本文:

外壁の張り替えメンテナンスの説明で聞く金具留め施工方法。初めて聞く言葉でどんな施工方法かわからず、不安を抱えている人もいるのではないでしょうか?
金具留め施工方法とは、2種類あるサイディングの固定方法のことで、外壁が美しく仕上がったり、地震の揺れに対応できるメリットがあります。
今回は、サイディングの金具留め施工方法について詳しく解説します。メリットやデメリット、注意点なども紹介するので、サイディングの張り替えを検討している人はぜひ参考にしてください。
おさえておくべきこと
- 金具留め施工方法は、通気・非通気の2種類の施工方法がある
- 釘留め施工方法より地震の揺れに対応できる
- 金具留め施工方法は外壁が美しく仕上がる
- 部分張り替えが難しいためメンテナンス費用が上がりやすい
サイディングの金具留め施工方法とは?
金具留め施工方法とは、サイディングを固定する工法の一つで、通気・非通気の2種類あります。サイディングの固定工法はほかにも釘留め工法があるので、全て合わせると3種類です。
金具留め施工方法の特徴は、外壁の下地部分に金具を取り付け、サイディングを引っ掛けて設置する点です。釘留め施工方法のように直接張り付けるのではなく、通気層を作るため外壁内の乾燥が保たれ、結露や水の侵入を防げます。
サイディングの厚みが15mm以上だと金具留め施工方法、14mm以下だと釘留め施工方法が採用されます。
通気金具留め施工方法
通気金具留め施工方法は、厚さ15mmの金具を使用してサイディングを固定します。分厚い金具を使用するため上下左右に通気が確保しやすく、湿気が滞留しにくい施工方法です。
通気層があると力が分散されやすいため、地震や破損への対応力が強化されます。ただし、15mmある金具は高価で取り付ける手間もかかるので、釘留め工法や非通気金具留め施工方法よりコストが上がります。
非通気金具留め施工方法
非通気金具留め施工方法は、サイディングを厚さ数ミリ程度の金具で胴縁に留める工法です。

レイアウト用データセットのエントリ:

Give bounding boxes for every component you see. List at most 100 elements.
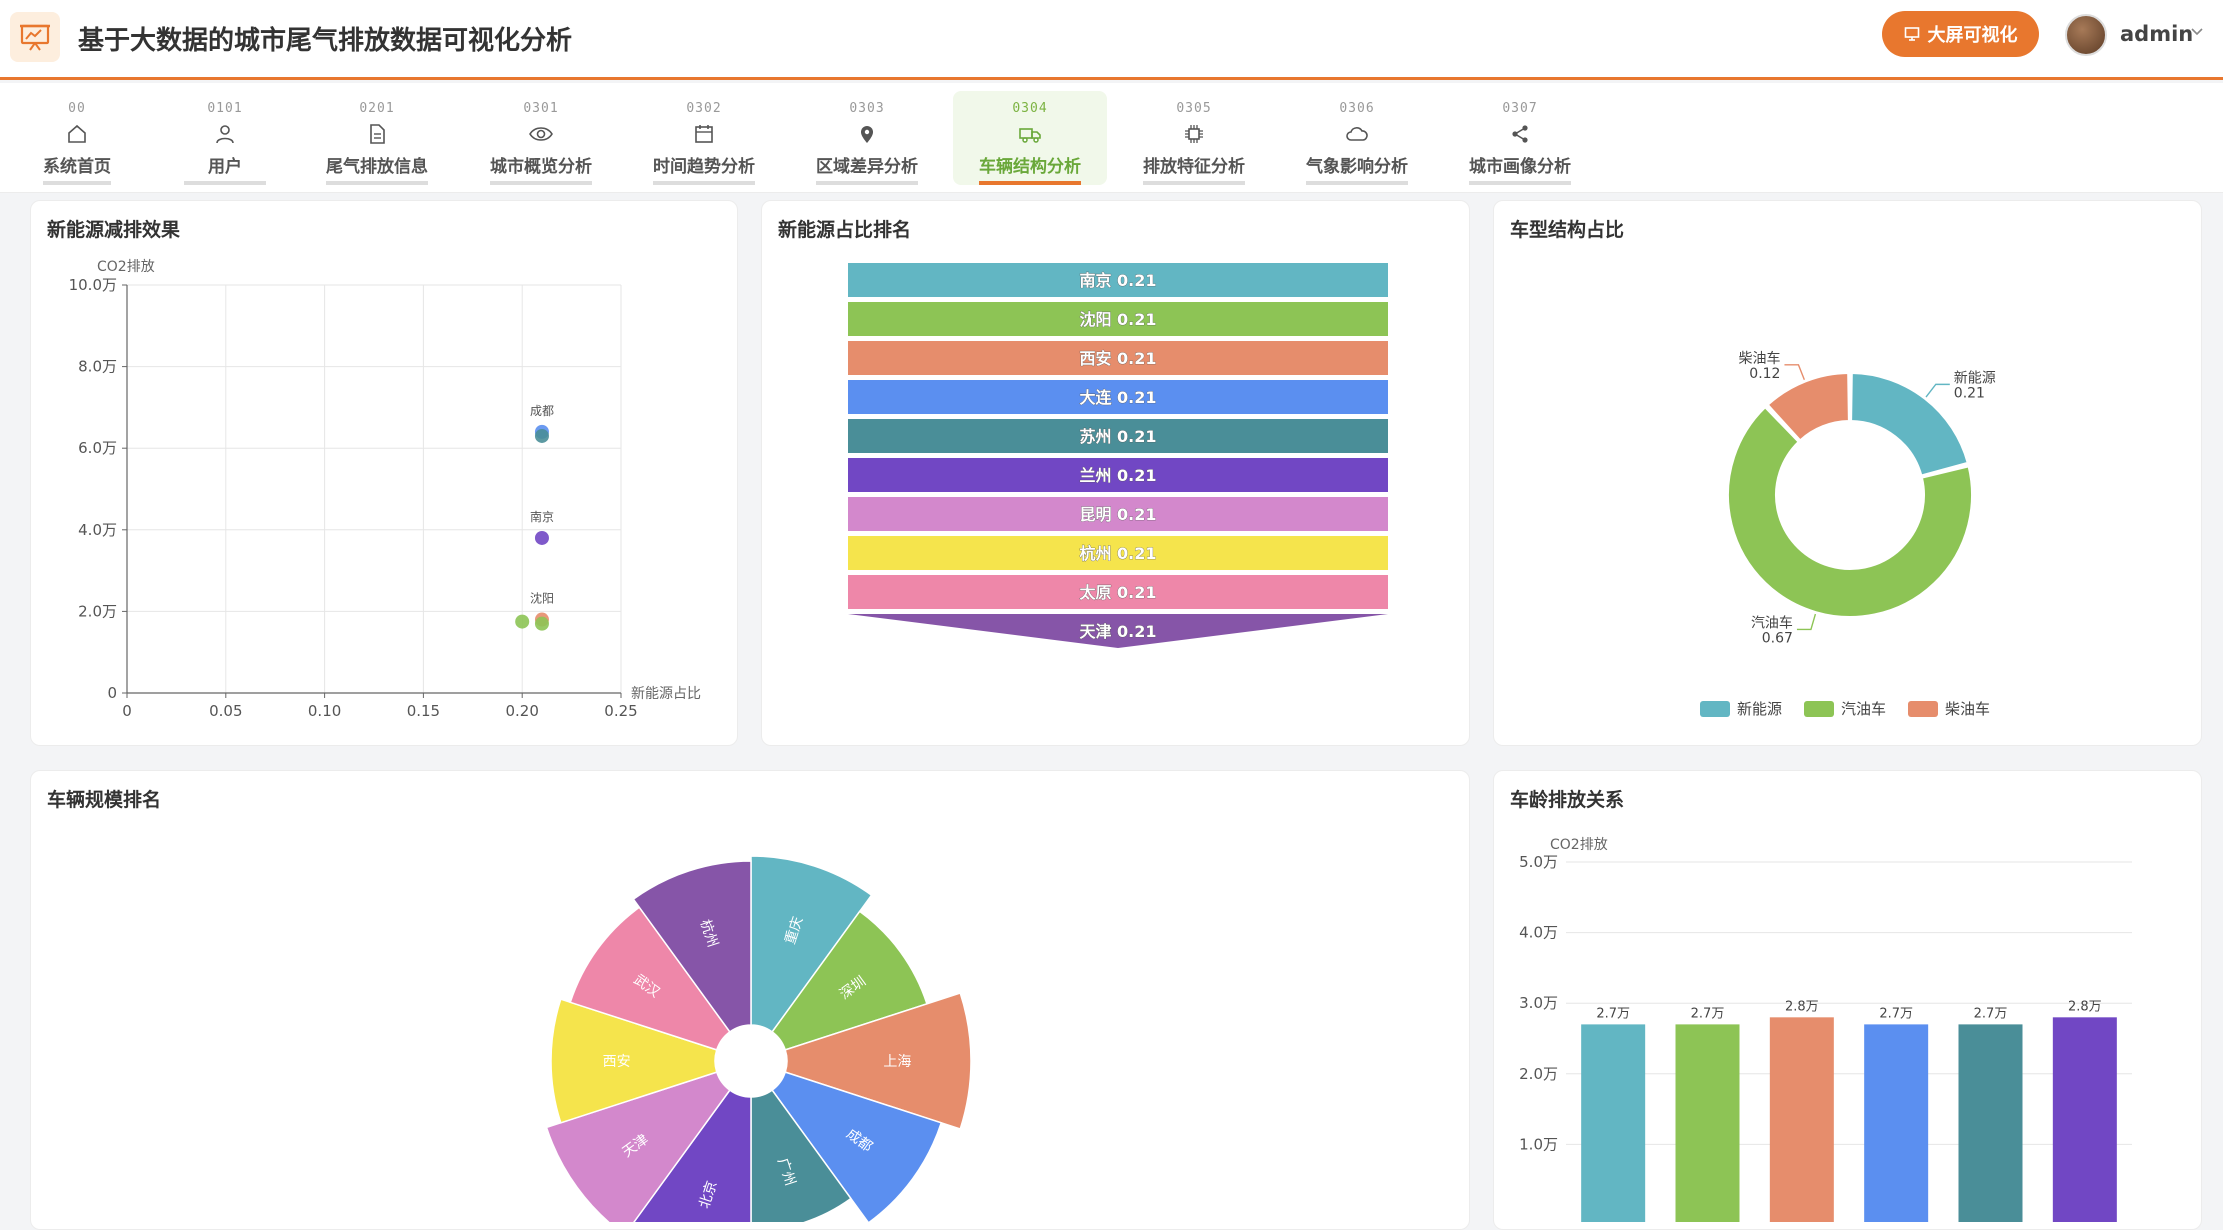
y-tick-label: 3.0万	[1519, 994, 1558, 1012]
legend-swatch	[1804, 701, 1834, 717]
funnel-segment	[848, 458, 1388, 492]
rose-card: 车辆规模排名 重庆 深圳 上海 成都 广州 北京 天津 西安 武汉 杭州	[30, 770, 1470, 1230]
y-tick-label: 5.0万	[1519, 853, 1558, 871]
user-icon	[216, 125, 234, 144]
eye-icon	[529, 127, 553, 141]
nav-item-emission-info[interactable]: 0201 尾气排放信息	[300, 91, 454, 185]
bar	[1675, 1024, 1740, 1222]
location-pin-icon	[861, 126, 873, 143]
donut-slice	[1766, 371, 1850, 442]
truck-icon	[1019, 128, 1041, 143]
nav-item-weather-impact[interactable]: 0306 气象影响分析	[1280, 91, 1434, 185]
nav-label: 城市概览分析	[490, 152, 592, 185]
y-tick-label: 1.0万	[1519, 1135, 1558, 1153]
label-leader	[1796, 613, 1817, 631]
nav-code: 0306	[1339, 101, 1375, 116]
slice-value: 0.21	[1954, 385, 1985, 401]
bigscreen-button[interactable]: 大屏可视化	[1882, 11, 2039, 57]
bigscreen-label: 大屏可视化	[1927, 25, 2018, 46]
rose-slice	[750, 855, 873, 1033]
nav-label: 车辆结构分析	[979, 152, 1081, 185]
rose-slice	[632, 860, 752, 1033]
donut-slice	[1850, 371, 1969, 477]
nav-label: 区域差异分析	[816, 152, 918, 185]
nav-code: 00	[68, 101, 86, 116]
y-axis-label: CO2排放	[97, 259, 155, 275]
funnel-label: 沈阳 0.21	[1079, 310, 1156, 329]
nav-item-region-diff[interactable]: 0303 区域差异分析	[790, 91, 944, 185]
nav-item-city-overview[interactable]: 0301 城市概览分析	[464, 91, 618, 185]
avatar[interactable]	[2065, 14, 2107, 56]
legend-swatch	[1908, 701, 1938, 717]
funnel-segment	[848, 263, 1388, 297]
point-label: 成都	[530, 404, 554, 418]
nav-label: 系统首页	[43, 152, 111, 185]
slice-label: 柴油车	[1738, 350, 1780, 367]
y-tick-label: 2.0万	[78, 602, 117, 620]
funnel-chart: 南京 0.21 沈阳 0.21 西安 0.21 大连 0.21 苏州 0.21 兰州 0.…	[848, 263, 1388, 648]
funnel-segment	[848, 536, 1388, 570]
chevron-down-icon[interactable]	[2188, 22, 2206, 40]
nav-label: 城市画像分析	[1469, 152, 1571, 185]
slice-value: 0.67	[1762, 630, 1793, 646]
x-tick-label: 0.15	[407, 702, 440, 720]
y-tick-label: 0	[107, 684, 117, 702]
funnel-segment	[848, 341, 1388, 375]
funnel-label: 苏州 0.21	[1079, 427, 1156, 446]
label-leader	[1925, 383, 1950, 398]
donut-card: 车型结构占比 新能源 0.21 汽油车 0.67 柴油车 0.12 新能源 汽油车 柴油车	[1493, 200, 2202, 746]
scatter-point	[534, 530, 549, 545]
point-label: 沈阳	[530, 591, 554, 606]
scatter-point	[534, 428, 549, 443]
bar-value-label: 2.8万	[2068, 999, 2102, 1014]
app-title: 基于大数据的城市尾气排放数据可视化分析	[78, 26, 573, 56]
nav-code: 0101	[207, 101, 243, 116]
scatter-point	[515, 614, 530, 629]
donut-slice	[1727, 405, 1973, 618]
chip-icon	[1185, 125, 1203, 143]
funnel-label: 天津 0.21	[1079, 622, 1156, 641]
nav-item-vehicle-structure[interactable]: 0304 车辆结构分析	[953, 91, 1107, 185]
nav-label: 尾气排放信息	[326, 152, 428, 185]
funnel-label: 太原 0.21	[1078, 583, 1156, 602]
x-tick-label: 0.05	[209, 702, 242, 720]
nav-item-home[interactable]: 00 系统首页	[0, 91, 154, 185]
scatter-point	[534, 616, 549, 631]
nav-item-emission-features[interactable]: 0305 排放特征分析	[1117, 91, 1271, 185]
nav-item-time-trend[interactable]: 0302 时间趋势分析	[627, 91, 781, 185]
x-tick-label: 0	[122, 702, 132, 720]
card-title: 新能源占比排名	[778, 219, 912, 241]
slice-label: 汽油车	[1751, 614, 1793, 631]
bar-value-label: 2.7万	[1879, 1006, 1913, 1021]
y-tick-label: 10.0万	[69, 276, 117, 294]
username[interactable]: admin	[2120, 22, 2194, 46]
y-tick-label: 4.0万	[78, 521, 117, 539]
monitor-icon	[1904, 27, 1919, 41]
y-axis-label: CO2排放	[1550, 837, 1608, 853]
funnel-label: 大连 0.21	[1079, 388, 1156, 407]
presentation-chart-icon	[10, 12, 60, 62]
nav-item-city-portrait[interactable]: 0307 城市画像分析	[1443, 91, 1597, 185]
slice-value: 0.12	[1749, 366, 1780, 382]
cloud-icon	[1346, 127, 1368, 141]
legend-swatch	[1700, 701, 1730, 717]
legend-label: 新能源	[1737, 700, 1782, 718]
bar	[1581, 1024, 1646, 1222]
point-label: 南京	[530, 509, 554, 524]
card-title: 车辆规模排名	[47, 789, 162, 811]
nav-label: 时间趋势分析	[653, 152, 755, 185]
rose-slice	[545, 1071, 731, 1222]
funnel-label: 杭州 0.21	[1079, 544, 1156, 563]
home-icon	[68, 124, 86, 143]
legend-label: 柴油车	[1945, 700, 1990, 718]
label-leader	[1784, 364, 1806, 380]
nav-label: 气象影响分析	[1306, 152, 1408, 185]
nav-item-user[interactable]: 0101 用户	[148, 91, 302, 185]
rose-slice	[550, 998, 718, 1124]
card-title: 车型结构占比	[1510, 219, 1625, 241]
funnel-segment	[848, 302, 1388, 336]
bar-chart: CO2排放 1.0万 2.0万 3.0万 4.0万 5.0万 2.7万 2.7万 2.8万 2.7…	[1519, 837, 2132, 1222]
funnel-segment	[848, 575, 1388, 609]
funnel-segment	[848, 614, 1388, 648]
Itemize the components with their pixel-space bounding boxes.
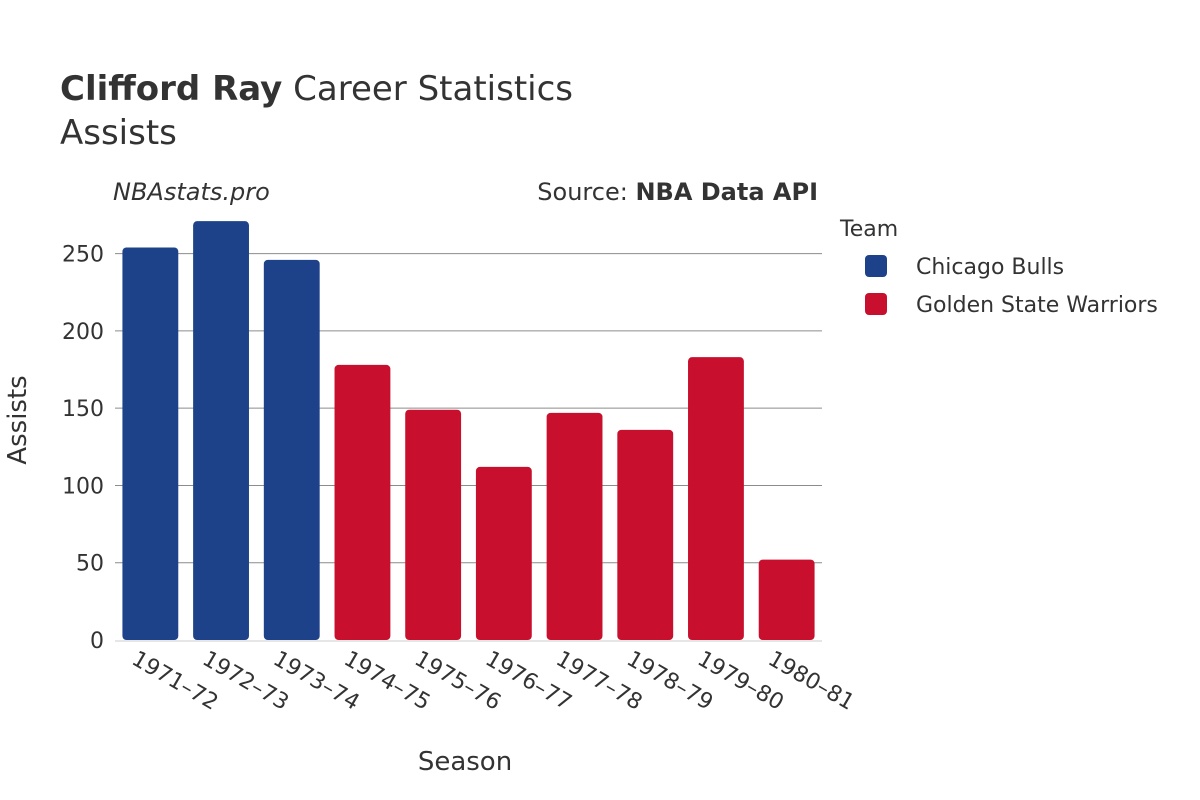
y-tick-label: 200 xyxy=(62,320,104,345)
y-tick-label: 150 xyxy=(62,397,104,422)
bar xyxy=(758,559,815,640)
player-name: Clifford Ray xyxy=(60,69,282,109)
x-axis-title: Season xyxy=(418,747,512,777)
y-tick-label: 0 xyxy=(90,629,104,654)
bar xyxy=(688,357,744,640)
x-axis-ticks: 1971–721972–731973–741974–751975–761976–… xyxy=(127,647,858,716)
y-axis-ticks: 0 50 100 150 200 250 xyxy=(62,243,104,654)
bar xyxy=(405,409,462,640)
bar xyxy=(617,429,674,640)
legend-swatch xyxy=(865,255,887,277)
legend-swatch xyxy=(865,293,887,315)
watermark: NBAstats.pro xyxy=(113,178,270,206)
bar xyxy=(475,466,532,640)
bar xyxy=(334,364,391,640)
bar xyxy=(193,221,249,640)
y-axis-title: Assists xyxy=(3,375,33,464)
title-rest: Career Statistics xyxy=(282,69,573,109)
source-credit: Source: NBA Data API xyxy=(537,178,818,206)
legend-item-label: Golden State Warriors xyxy=(916,293,1158,318)
bar xyxy=(546,412,603,640)
legend: Team Chicago Bulls Golden State Warriors xyxy=(839,217,1158,318)
bars xyxy=(122,221,815,641)
y-tick-label: 50 xyxy=(76,552,104,577)
bar xyxy=(263,259,320,640)
bar xyxy=(122,247,179,641)
source-value: NBA Data API xyxy=(635,178,818,206)
chart-subtitle: Assists xyxy=(60,113,177,153)
y-tick-label: 100 xyxy=(62,474,104,499)
y-tick-label: 250 xyxy=(62,243,104,268)
source-label: Source: xyxy=(537,178,635,206)
legend-title: Team xyxy=(839,217,898,242)
chart-title: Clifford Ray Career Statistics xyxy=(60,69,573,109)
legend-item-label: Chicago Bulls xyxy=(916,255,1064,280)
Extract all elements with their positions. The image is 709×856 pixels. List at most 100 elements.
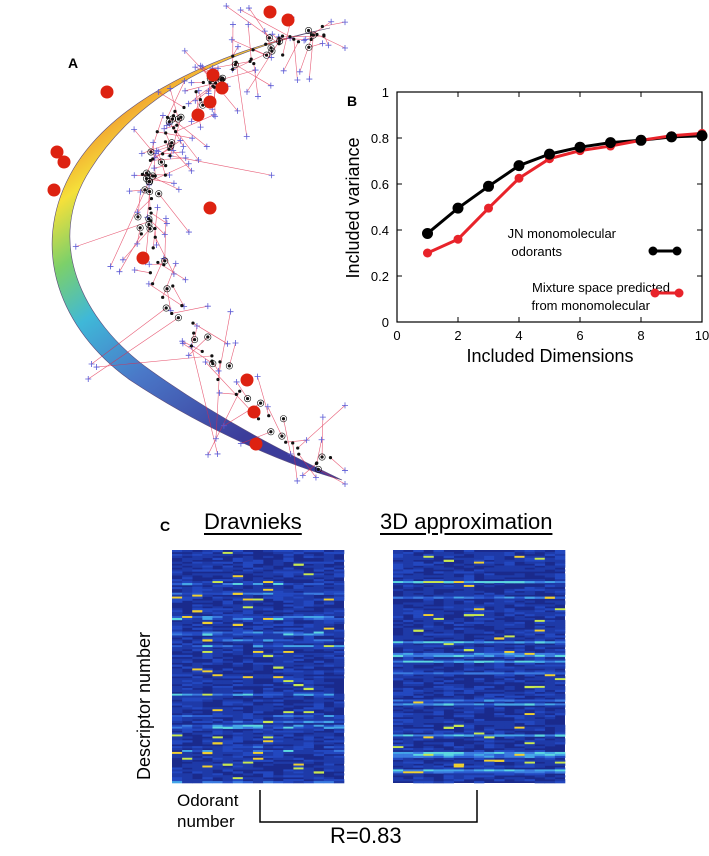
heatmap-cell	[242, 713, 254, 716]
heatmap-cell	[443, 724, 455, 727]
surface-point	[194, 90, 198, 94]
heatmap-cell	[534, 689, 546, 693]
heatmap-cell	[544, 695, 556, 698]
heatmap-cell	[484, 551, 495, 555]
heatmap-cell	[393, 606, 404, 609]
heatmap-cell	[423, 746, 434, 749]
heatmap-cell	[494, 600, 505, 603]
heatmap-cell	[534, 749, 546, 753]
heatmap-cell	[473, 672, 485, 675]
heatmap-cell	[433, 584, 444, 588]
projection-line	[154, 165, 166, 169]
heatmap-cell	[202, 617, 213, 621]
heatmap-cell	[212, 583, 223, 586]
heatmap-cell	[283, 583, 294, 586]
heatmap-cell	[252, 662, 264, 665]
heatmap-cell	[433, 767, 444, 770]
heatmap-cell	[544, 716, 556, 720]
heatmap-cell	[303, 726, 314, 729]
heatmap-cell	[413, 720, 424, 724]
heatmap-cell	[443, 674, 455, 677]
heatmap-cell	[514, 711, 525, 714]
heatmap-cell	[232, 718, 244, 722]
heatmap-cell	[484, 736, 495, 739]
heatmap-cell	[202, 647, 213, 650]
heatmap-cell	[524, 614, 535, 617]
surface-point-ring	[314, 465, 322, 473]
heatmap-cell	[484, 577, 495, 580]
heatmap-cell	[303, 740, 314, 743]
heatmap-cell	[303, 664, 314, 667]
heatmap-cell	[283, 633, 294, 636]
heatmap-cell	[202, 755, 213, 759]
heatmap-cell	[494, 553, 505, 557]
heatmap-cell	[443, 553, 455, 557]
mixture-point	[249, 437, 263, 451]
projection-line	[297, 405, 346, 449]
heatmap-cell	[504, 559, 515, 562]
heatmap-cell	[172, 625, 183, 628]
heatmap-cell	[524, 664, 535, 667]
heatmap-cell	[333, 718, 345, 722]
heatmap-cell	[323, 629, 335, 632]
heatmap-cell	[313, 699, 325, 702]
heatmap-cell	[212, 627, 223, 630]
projection-line	[298, 453, 317, 478]
heatmap-cell	[524, 672, 535, 675]
heatmap-cell	[172, 709, 183, 712]
heatmap-cell	[303, 577, 314, 580]
heatmap-cell	[453, 701, 465, 704]
heatmap-cell	[202, 561, 213, 564]
heatmap-cell	[283, 773, 294, 776]
heatmap-cell	[192, 761, 203, 764]
projection-line	[165, 132, 174, 151]
heatmap-cell	[514, 668, 525, 671]
heatmap-cell	[484, 662, 495, 665]
heatmap-cell	[453, 649, 465, 652]
heatmap-cell	[433, 553, 444, 557]
heatmap-cell	[283, 713, 294, 716]
heatmap-cell	[463, 592, 475, 595]
heatmap-cell	[463, 734, 475, 737]
heatmap-cell	[484, 555, 495, 559]
heatmap-cell	[413, 701, 424, 704]
heatmap-cell	[544, 623, 556, 627]
heatmap-cell	[443, 781, 455, 784]
heatmap-cell	[403, 660, 414, 663]
heatmap-cell	[293, 757, 304, 760]
heatmap-cell	[283, 749, 294, 753]
heatmap-cell	[484, 654, 495, 658]
surface-point-ring	[267, 428, 275, 436]
heatmap-cell	[313, 734, 325, 737]
heatmap-cell	[494, 604, 505, 607]
surface-point	[267, 414, 271, 418]
heatmap-cell	[393, 726, 404, 729]
heatmap-cell	[333, 639, 345, 642]
heatmap-cell	[222, 759, 234, 762]
heatmap-cell	[403, 612, 414, 615]
heatmap-cell	[333, 631, 345, 634]
heatmap-cell	[494, 713, 505, 716]
heatmap-cell	[202, 662, 213, 665]
heatmap-cell	[293, 652, 304, 656]
heatmap-cell	[323, 652, 335, 656]
heatmap-cell	[242, 563, 254, 566]
surface-point	[220, 76, 225, 80]
heatmap-cell	[252, 614, 264, 617]
heatmap-cell	[514, 617, 525, 621]
heatmap-cell	[443, 579, 455, 582]
heatmap-cell	[534, 573, 546, 576]
heatmap-cell	[303, 594, 314, 597]
heatmap-cell	[263, 683, 274, 687]
heatmap-cell	[202, 769, 213, 772]
heatmap-cell	[212, 610, 223, 613]
heatmap-cell	[393, 555, 404, 559]
heatmap-cell	[463, 738, 475, 741]
heatmap-cell	[172, 753, 183, 757]
heatmap-cell	[303, 623, 314, 627]
heatmap-cell	[333, 621, 345, 625]
projection-line	[299, 39, 312, 72]
surface-point	[156, 260, 160, 265]
heatmap-cell	[423, 678, 434, 681]
projection-line	[308, 43, 323, 48]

取り組む課題:
1. サイディングの金具留め施工方法についての本文から、「金具留め施工方法の特徴は、外」を含む語句で始まり「留め施工方法が採用されます。」で終わる部分を、一字も変えずに書き写してください。
2. サイディングの金具留め施工方法についての本文の続きを、最後の文の次から書いてください。
データの行はなくても取り組めます。

解答:
1.
金具留め施工方法の特徴は、外壁の下地部分に金具を取り付け、サイディングを引っ掛けて設置する点です。釘留め施工方法のように直接張り付けるのではなく、通気層を作るため外壁内の乾燥が保たれ、結露や水の侵入を防げます。
サイディングの厚みが15mm以上だと金具留め施工方法、14mm以下だと釘留め施工方法が採用されます。

2.
金具厚は2mmもしくは5mmと薄いですが、少しの隙間があるだけでも湿気が滞りにくく、結露や破損を防げます。金具留め施工方法を採用しつつ、できるだけ安く耐久性を高めたいと考えている人におすすめです。
ただし、非通気金具留め施工方法は胴縁が適切に設置されていないと、通気がうまくできず湿気が滞留する恐れがあります。胴縁が腐食したらサイディングが脱落する恐れもあるため、念入りな点検が重要です。
金具留め施工方法のメリット・デメリット
金具留め施工方法のメリットデメリットを知れば、自宅に必要かどうかを判断できます。どんな人に向いているかも解説するので、ぜひ参考にしてください。
メリット1:地震などで建物が揺れても対応できる
金具留め施工方法は釘留め施工方法のように直接固定せず、フックのように引っ掛けて固定するため、建物の揺れに対応できます。大きな地震が来ても金具だけが固定されているので、サイディングのひび割れや落下の被害が起きにくいためです。
地震が起きやすい地域に住んでいる人や、耐震性を強化したいと考えている人は、金具留め施工方法の採用がおすすめです。反対に、過去に地震の被害があまりない地域に住んでいて、できるだけ安価な施工が良い人は釘留め施工方法が向いています。
メリット2:釘がないため外壁が美しく仕上がる
金具留め施工方法は、外壁に釘痕が目立たず、美しい状態で仕上がります。釘止め施工方法のように、サイディングを全て釘で留めるわけではないので、タッチアップすれば釘痕はほとんどわかりません。
外壁に統一感を出したい人やデザイン性を重視している人は、金具留め施工方法がおすすめです。ただし金具留め施工方法でも、軒天などの一部では釘を使用します。
デメリット1:浮きや反りが起きやすい
サイディングの塗装が剥がれていたり、ひび割れて水分を含みやすい状態の際は注意しましょう。金具留め施工方法は、完全固定しない分、水分などが原因で浮きや反りが出る場合があります。サイディングの上と下しか金具で止めないので、水分を吸って伸縮すると浮いている箇所を起点に反り始めます。
金具留め施工方法でサイディングが反ってしまうと、下地がないので直らない場合が多いです。直す場合は浮いているサイディングを剥がして下地を入れ、釘留めします。
水分が原因で反りや浮きが発生するため、沿岸部や湿気が多い場所に住んでいる人は外壁に浸水しないように、こまめな点検が必要です。
デメリット2:施工価格が高い
金具留め施工方法は、釘止め施工方法と比べて施工価格が高いです。サイディングは厚みがあるほど価格が上がるため、15mm以上のサイディングに適用される金具留め施工方法は、外壁材の価格も高くなります。
また、通気金具留め工法では取り付けに時間がかかるため、工期が長くなります。工期が長引くと人件費などがかさみコストアップに繋がります。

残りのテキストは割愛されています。